## [DESCRIPTION OF THE TASK]
Separate out the lines that hold "into".

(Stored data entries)
%%
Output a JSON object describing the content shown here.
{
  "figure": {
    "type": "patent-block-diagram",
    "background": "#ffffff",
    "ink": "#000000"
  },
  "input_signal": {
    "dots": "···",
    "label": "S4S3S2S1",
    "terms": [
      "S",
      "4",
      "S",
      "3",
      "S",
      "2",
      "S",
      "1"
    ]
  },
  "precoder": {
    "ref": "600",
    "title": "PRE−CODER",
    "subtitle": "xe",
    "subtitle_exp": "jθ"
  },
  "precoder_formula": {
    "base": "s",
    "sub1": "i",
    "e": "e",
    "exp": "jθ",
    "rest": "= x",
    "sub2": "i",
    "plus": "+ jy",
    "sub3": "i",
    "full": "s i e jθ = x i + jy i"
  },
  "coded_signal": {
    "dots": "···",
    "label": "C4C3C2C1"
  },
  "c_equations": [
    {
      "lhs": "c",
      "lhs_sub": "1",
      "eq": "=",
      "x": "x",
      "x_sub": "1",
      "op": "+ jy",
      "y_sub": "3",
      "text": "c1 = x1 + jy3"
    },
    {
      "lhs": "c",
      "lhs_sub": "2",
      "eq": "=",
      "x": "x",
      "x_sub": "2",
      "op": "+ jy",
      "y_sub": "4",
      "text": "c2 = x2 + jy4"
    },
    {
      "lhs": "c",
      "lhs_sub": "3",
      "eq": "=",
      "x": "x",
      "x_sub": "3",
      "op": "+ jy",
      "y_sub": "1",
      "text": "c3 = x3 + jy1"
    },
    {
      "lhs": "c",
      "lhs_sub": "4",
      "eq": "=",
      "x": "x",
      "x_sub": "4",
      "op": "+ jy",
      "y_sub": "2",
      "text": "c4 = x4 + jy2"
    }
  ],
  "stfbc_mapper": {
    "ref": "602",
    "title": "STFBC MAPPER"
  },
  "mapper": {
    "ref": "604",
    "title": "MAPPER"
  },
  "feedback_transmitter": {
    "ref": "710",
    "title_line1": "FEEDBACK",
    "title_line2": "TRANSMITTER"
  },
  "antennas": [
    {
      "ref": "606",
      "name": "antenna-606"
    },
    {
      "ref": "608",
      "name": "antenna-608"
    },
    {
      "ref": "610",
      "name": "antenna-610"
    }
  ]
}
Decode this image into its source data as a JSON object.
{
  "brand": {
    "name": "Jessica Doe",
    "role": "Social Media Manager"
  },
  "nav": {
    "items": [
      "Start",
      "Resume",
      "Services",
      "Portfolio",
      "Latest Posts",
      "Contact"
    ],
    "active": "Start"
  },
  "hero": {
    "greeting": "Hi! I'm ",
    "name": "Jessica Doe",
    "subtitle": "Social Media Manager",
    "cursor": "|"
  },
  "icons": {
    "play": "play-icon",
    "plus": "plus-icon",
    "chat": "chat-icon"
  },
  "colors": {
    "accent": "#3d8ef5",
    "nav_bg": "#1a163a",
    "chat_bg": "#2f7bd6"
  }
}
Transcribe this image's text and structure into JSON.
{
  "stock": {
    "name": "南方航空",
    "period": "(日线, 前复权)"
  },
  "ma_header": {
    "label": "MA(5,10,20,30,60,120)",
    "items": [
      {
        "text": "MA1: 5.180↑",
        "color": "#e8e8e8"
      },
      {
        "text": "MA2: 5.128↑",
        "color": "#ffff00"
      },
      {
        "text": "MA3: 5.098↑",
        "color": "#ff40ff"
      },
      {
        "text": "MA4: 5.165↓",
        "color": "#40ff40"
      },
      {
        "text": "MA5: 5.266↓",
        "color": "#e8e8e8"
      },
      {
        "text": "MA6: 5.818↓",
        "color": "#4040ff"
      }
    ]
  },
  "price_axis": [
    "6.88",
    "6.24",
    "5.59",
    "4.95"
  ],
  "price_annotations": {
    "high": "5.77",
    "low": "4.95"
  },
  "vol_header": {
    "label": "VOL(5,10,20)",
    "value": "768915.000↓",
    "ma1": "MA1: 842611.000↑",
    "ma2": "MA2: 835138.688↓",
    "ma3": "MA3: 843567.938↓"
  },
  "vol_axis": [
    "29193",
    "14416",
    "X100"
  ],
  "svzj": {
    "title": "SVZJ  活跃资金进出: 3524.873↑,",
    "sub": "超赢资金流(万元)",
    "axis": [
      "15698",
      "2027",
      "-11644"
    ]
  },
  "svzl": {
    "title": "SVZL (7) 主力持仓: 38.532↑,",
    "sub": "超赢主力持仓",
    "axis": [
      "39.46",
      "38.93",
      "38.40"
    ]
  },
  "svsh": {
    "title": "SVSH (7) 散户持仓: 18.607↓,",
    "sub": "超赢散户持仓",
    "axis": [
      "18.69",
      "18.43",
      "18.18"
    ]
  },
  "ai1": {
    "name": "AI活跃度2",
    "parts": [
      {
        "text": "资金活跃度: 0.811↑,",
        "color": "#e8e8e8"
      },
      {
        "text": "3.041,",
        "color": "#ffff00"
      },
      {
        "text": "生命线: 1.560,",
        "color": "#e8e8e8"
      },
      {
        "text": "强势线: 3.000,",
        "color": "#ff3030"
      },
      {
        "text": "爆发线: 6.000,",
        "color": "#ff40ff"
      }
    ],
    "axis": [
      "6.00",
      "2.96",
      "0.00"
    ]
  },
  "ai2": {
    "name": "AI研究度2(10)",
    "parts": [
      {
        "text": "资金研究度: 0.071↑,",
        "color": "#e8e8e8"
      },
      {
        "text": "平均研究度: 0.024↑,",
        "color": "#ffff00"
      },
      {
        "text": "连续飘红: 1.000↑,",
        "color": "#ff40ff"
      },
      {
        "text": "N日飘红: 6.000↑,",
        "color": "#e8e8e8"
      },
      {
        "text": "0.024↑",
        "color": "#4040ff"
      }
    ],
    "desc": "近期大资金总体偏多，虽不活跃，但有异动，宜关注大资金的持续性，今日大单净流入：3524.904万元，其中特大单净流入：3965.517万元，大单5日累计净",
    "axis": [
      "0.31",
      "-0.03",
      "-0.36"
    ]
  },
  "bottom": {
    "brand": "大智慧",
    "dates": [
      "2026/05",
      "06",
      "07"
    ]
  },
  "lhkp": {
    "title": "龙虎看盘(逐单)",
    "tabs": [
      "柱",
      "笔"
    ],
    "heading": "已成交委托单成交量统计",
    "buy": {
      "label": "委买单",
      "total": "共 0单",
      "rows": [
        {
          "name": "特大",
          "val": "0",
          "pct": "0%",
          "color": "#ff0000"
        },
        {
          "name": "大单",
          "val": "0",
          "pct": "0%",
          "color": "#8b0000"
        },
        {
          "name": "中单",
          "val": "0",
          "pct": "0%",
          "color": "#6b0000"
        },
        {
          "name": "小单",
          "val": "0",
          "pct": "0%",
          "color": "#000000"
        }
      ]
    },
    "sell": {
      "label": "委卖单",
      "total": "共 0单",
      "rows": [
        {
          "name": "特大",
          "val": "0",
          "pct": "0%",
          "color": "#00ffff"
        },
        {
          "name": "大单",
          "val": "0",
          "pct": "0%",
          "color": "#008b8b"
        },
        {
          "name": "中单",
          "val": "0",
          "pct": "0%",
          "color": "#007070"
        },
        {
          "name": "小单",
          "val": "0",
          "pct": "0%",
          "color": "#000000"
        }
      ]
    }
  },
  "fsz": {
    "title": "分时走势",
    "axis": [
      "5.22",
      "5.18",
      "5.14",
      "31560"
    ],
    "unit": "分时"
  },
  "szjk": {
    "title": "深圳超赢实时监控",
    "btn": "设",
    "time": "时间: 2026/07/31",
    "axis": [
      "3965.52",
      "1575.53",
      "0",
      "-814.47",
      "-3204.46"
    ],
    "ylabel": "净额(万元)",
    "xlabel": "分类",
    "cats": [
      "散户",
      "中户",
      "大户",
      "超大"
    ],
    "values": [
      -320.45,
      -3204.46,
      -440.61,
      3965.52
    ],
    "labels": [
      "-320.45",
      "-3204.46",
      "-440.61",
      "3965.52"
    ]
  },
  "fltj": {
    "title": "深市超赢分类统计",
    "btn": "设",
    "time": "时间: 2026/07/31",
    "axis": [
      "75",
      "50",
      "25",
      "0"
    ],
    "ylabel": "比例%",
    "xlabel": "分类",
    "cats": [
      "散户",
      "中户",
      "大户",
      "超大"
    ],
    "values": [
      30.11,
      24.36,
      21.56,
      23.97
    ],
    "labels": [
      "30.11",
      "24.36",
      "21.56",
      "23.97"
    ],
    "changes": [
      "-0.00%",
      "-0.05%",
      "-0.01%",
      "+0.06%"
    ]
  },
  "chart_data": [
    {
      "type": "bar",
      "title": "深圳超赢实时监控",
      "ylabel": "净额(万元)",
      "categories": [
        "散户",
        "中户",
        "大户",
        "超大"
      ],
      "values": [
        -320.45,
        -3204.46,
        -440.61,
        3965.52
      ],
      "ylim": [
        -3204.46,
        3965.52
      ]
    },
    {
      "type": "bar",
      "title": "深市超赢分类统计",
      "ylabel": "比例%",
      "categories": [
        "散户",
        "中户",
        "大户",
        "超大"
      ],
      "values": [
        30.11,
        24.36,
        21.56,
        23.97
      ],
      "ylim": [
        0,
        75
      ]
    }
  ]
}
%%
## [THE ANSWER]
Decode this image into its source data as a JSON object.
Transcribe this image's text and structure into JSON.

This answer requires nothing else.